--- Start SUPPLIED RECORDS ---

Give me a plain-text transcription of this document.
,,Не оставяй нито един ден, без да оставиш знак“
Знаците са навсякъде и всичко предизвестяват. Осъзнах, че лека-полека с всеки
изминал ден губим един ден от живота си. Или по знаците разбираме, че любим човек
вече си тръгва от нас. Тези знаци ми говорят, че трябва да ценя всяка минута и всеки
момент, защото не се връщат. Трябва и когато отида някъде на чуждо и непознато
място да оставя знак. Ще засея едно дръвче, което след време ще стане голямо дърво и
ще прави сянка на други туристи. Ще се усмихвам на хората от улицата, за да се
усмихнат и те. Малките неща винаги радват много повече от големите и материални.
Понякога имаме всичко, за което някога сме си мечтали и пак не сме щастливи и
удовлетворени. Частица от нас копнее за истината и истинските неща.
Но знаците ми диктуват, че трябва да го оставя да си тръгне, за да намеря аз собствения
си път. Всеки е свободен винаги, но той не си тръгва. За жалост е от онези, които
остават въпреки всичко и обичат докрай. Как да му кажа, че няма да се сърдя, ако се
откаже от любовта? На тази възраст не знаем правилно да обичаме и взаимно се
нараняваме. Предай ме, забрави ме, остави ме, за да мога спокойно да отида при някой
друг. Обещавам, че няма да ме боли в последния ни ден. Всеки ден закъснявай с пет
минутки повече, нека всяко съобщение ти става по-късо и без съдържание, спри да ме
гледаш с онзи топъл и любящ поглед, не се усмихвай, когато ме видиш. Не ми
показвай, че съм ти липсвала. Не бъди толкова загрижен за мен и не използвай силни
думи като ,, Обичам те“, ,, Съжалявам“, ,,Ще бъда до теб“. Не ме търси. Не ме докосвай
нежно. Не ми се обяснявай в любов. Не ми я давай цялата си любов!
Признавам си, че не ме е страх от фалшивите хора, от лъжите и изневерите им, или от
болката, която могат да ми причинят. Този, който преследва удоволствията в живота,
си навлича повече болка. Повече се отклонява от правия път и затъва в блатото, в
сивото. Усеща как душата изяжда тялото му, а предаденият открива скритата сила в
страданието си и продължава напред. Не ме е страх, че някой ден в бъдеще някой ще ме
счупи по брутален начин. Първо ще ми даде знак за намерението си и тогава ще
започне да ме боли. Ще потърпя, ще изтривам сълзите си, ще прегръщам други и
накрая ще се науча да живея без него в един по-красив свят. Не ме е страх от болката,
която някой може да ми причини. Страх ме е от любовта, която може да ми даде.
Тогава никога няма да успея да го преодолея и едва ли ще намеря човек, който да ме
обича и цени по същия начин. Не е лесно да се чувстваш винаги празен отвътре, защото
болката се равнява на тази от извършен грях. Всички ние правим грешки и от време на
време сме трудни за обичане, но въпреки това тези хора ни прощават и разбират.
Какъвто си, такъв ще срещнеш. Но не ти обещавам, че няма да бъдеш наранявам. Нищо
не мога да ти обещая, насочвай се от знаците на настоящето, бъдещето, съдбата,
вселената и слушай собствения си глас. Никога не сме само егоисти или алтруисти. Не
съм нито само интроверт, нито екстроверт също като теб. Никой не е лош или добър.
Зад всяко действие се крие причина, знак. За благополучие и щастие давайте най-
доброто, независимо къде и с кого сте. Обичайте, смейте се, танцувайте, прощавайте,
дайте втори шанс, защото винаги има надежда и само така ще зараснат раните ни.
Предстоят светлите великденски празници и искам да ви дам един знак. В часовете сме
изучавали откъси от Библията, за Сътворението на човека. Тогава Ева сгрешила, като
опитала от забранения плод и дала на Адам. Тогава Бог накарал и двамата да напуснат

--- End SUPPLIED RECORDS ---

### INSTRUCTIONS FOR THE TASK
Your answer should be a single number: the count of lines that contain "когато".

### EXERCISE RESULT
2